- WHAT THE TASK ASKS
Using the entries below, restate word for word only the lines from the one with "Extract all readable text from this page." to the final line, leaving the pictures out.

- SUPPLIED RECORDS
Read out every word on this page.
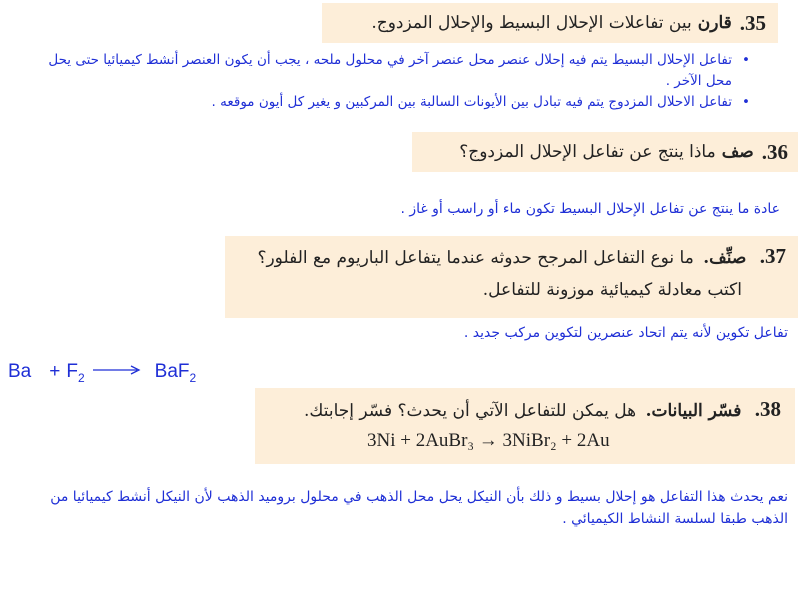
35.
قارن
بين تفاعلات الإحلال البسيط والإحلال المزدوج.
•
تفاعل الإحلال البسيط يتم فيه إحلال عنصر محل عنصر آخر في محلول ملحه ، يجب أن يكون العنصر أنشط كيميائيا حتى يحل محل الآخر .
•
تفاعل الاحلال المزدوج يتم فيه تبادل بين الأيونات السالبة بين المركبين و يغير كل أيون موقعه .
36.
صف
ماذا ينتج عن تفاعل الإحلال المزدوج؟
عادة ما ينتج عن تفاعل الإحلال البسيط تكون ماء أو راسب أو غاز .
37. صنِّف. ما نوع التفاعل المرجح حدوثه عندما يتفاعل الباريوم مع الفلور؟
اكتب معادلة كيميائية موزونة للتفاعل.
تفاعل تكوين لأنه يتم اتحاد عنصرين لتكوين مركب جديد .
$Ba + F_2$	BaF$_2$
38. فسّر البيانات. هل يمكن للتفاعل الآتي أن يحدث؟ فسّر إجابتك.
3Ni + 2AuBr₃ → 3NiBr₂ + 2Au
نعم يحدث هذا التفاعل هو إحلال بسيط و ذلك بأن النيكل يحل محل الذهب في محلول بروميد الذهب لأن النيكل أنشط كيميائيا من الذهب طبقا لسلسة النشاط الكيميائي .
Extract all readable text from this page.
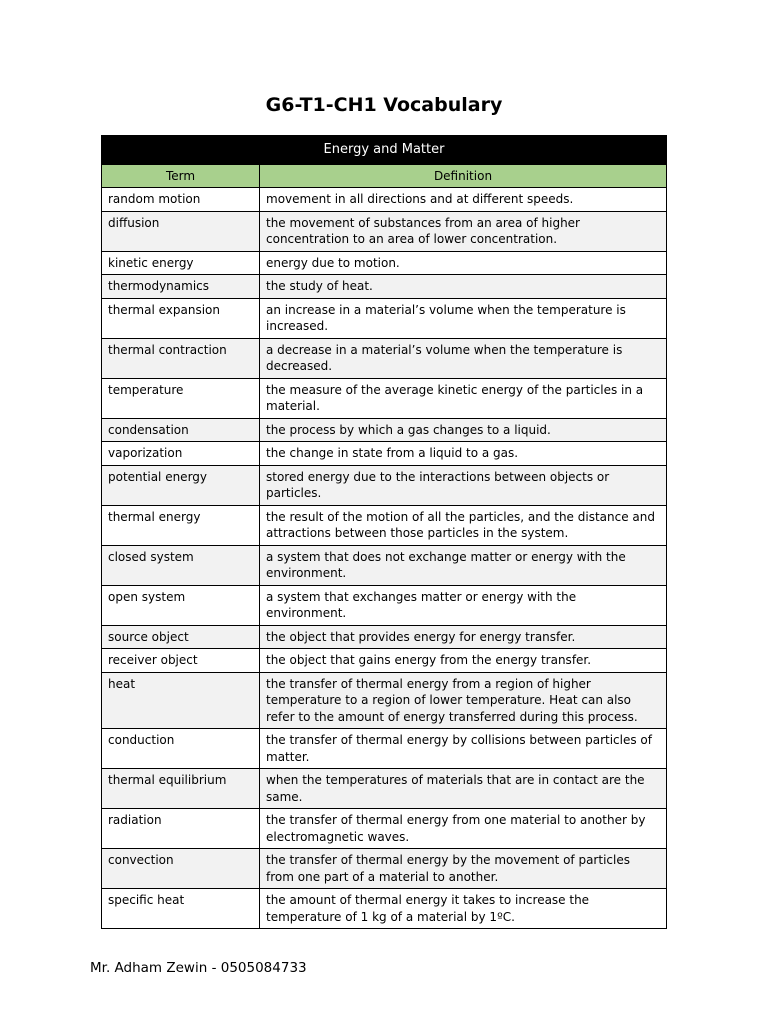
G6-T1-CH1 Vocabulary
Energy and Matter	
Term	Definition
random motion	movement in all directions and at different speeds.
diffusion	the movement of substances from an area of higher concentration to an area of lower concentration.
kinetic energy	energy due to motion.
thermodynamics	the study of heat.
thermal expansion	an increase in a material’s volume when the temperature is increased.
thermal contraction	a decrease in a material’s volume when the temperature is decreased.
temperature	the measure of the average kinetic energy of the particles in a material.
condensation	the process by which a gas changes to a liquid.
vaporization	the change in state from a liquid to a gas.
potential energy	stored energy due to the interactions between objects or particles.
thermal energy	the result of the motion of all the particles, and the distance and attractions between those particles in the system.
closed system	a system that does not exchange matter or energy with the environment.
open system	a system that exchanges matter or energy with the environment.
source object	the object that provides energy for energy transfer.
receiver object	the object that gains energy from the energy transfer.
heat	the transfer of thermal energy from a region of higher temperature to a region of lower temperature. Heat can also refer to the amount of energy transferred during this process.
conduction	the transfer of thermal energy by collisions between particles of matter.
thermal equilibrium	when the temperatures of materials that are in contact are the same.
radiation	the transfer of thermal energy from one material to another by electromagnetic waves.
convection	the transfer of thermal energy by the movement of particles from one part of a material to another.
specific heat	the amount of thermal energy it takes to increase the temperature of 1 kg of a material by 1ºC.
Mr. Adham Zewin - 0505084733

- REPLY
Extract all readable text from this page.
G6-T1-CH1 Vocabulary
Energy and Matter	
Term	Definition
random motion	movement in all directions and at different speeds.
diffusion	the movement of substances from an area of higher concentration to an area of lower concentration.
kinetic energy	energy due to motion.
thermodynamics	the study of heat.
thermal expansion	an increase in a material’s volume when the temperature is increased.
thermal contraction	a decrease in a material’s volume when the temperature is decreased.
temperature	the measure of the average kinetic energy of the particles in a material.
condensation	the process by which a gas changes to a liquid.
vaporization	the change in state from a liquid to a gas.
potential energy	stored energy due to the interactions between objects or particles.
thermal energy	the result of the motion of all the particles, and the distance and attractions between those particles in the system.
closed system	a system that does not exchange matter or energy with the environment.
open system	a system that exchanges matter or energy with the environment.
source object	the object that provides energy for energy transfer.
receiver object	the object that gains energy from the energy transfer.
heat	the transfer of thermal energy from a region of higher temperature to a region of lower temperature. Heat can also refer to the amount of energy transferred during this process.
conduction	the transfer of thermal energy by collisions between particles of matter.
thermal equilibrium	when the temperatures of materials that are in contact are the same.
radiation	the transfer of thermal energy from one material to another by electromagnetic waves.
convection	the transfer of thermal energy by the movement of particles from one part of a material to another.
specific heat	the amount of thermal energy it takes to increase the temperature of 1 kg of a material by 1ºC.
Mr. Adham Zewin - 0505084733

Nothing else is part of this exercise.